BEGIN The input
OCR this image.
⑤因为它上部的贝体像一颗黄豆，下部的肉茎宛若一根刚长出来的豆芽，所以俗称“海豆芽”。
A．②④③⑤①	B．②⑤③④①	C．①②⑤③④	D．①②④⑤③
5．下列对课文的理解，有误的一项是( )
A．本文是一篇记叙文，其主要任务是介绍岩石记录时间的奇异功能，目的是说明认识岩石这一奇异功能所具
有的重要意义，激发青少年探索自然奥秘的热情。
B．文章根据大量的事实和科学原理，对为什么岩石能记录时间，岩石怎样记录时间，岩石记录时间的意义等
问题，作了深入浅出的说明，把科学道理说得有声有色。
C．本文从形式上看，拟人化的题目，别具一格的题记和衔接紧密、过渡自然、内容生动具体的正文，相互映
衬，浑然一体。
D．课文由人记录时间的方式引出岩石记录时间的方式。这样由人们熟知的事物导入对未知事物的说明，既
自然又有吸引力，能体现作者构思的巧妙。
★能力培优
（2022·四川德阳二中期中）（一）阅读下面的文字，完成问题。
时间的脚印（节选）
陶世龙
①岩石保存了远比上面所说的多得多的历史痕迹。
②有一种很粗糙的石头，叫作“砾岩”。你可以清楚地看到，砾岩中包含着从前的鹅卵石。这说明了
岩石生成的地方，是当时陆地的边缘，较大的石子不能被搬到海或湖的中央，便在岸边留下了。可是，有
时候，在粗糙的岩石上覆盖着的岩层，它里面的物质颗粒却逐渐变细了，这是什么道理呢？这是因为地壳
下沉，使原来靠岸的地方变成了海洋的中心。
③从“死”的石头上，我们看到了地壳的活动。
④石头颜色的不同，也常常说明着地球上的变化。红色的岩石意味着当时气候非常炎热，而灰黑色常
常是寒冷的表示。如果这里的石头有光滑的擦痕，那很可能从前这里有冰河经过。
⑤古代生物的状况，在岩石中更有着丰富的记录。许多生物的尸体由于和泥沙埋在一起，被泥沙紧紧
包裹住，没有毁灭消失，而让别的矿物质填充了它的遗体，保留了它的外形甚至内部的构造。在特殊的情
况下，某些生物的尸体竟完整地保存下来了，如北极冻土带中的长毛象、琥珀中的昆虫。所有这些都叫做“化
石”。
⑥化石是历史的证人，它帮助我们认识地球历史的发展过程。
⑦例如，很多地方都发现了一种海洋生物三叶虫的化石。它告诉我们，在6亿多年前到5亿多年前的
END The input
*Exercise brief*.
All records above must be set down exactly, please.

*Response below*.
OCR this image.
⑤因为它上部的贝体像一颗黄豆，下部的肉茎宛若一根刚长出来的豆芽，所以俗称“海豆芽”。
A．②④③⑤①	B．②⑤③④①	C．①②⑤③④	D．①②④⑤③
5．下列对课文的理解，有误的一项是( )
A．本文是一篇记叙文，其主要任务是介绍岩石记录时间的奇异功能，目的是说明认识岩石这一奇异功能所具
有的重要意义，激发青少年探索自然奥秘的热情。
B．文章根据大量的事实和科学原理，对为什么岩石能记录时间，岩石怎样记录时间，岩石记录时间的意义等
问题，作了深入浅出的说明，把科学道理说得有声有色。
C．本文从形式上看，拟人化的题目，别具一格的题记和衔接紧密、过渡自然、内容生动具体的正文，相互映
衬，浑然一体。
D．课文由人记录时间的方式引出岩石记录时间的方式。这样由人们熟知的事物导入对未知事物的说明，既
自然又有吸引力，能体现作者构思的巧妙。
★能力培优
（2022·四川德阳二中期中）（一）阅读下面的文字，完成问题。
时间的脚印（节选）
陶世龙
①岩石保存了远比上面所说的多得多的历史痕迹。
②有一种很粗糙的石头，叫作“砾岩”。你可以清楚地看到，砾岩中包含着从前的鹅卵石。这说明了
岩石生成的地方，是当时陆地的边缘，较大的石子不能被搬到海或湖的中央，便在岸边留下了。可是，有
时候，在粗糙的岩石上覆盖着的岩层，它里面的物质颗粒却逐渐变细了，这是什么道理呢？这是因为地壳
下沉，使原来靠岸的地方变成了海洋的中心。
③从“死”的石头上，我们看到了地壳的活动。
④石头颜色的不同，也常常说明着地球上的变化。红色的岩石意味着当时气候非常炎热，而灰黑色常
常是寒冷的表示。如果这里的石头有光滑的擦痕，那很可能从前这里有冰河经过。
⑤古代生物的状况，在岩石中更有着丰富的记录。许多生物的尸体由于和泥沙埋在一起，被泥沙紧紧
包裹住，没有毁灭消失，而让别的矿物质填充了它的遗体，保留了它的外形甚至内部的构造。在特殊的情
况下，某些生物的尸体竟完整地保存下来了，如北极冻土带中的长毛象、琥珀中的昆虫。所有这些都叫做“化
石”。
⑥化石是历史的证人，它帮助我们认识地球历史的发展过程。
⑦例如，很多地方都发现了一种海洋生物三叶虫的化石。它告诉我们，在6亿多年前到5亿多年前的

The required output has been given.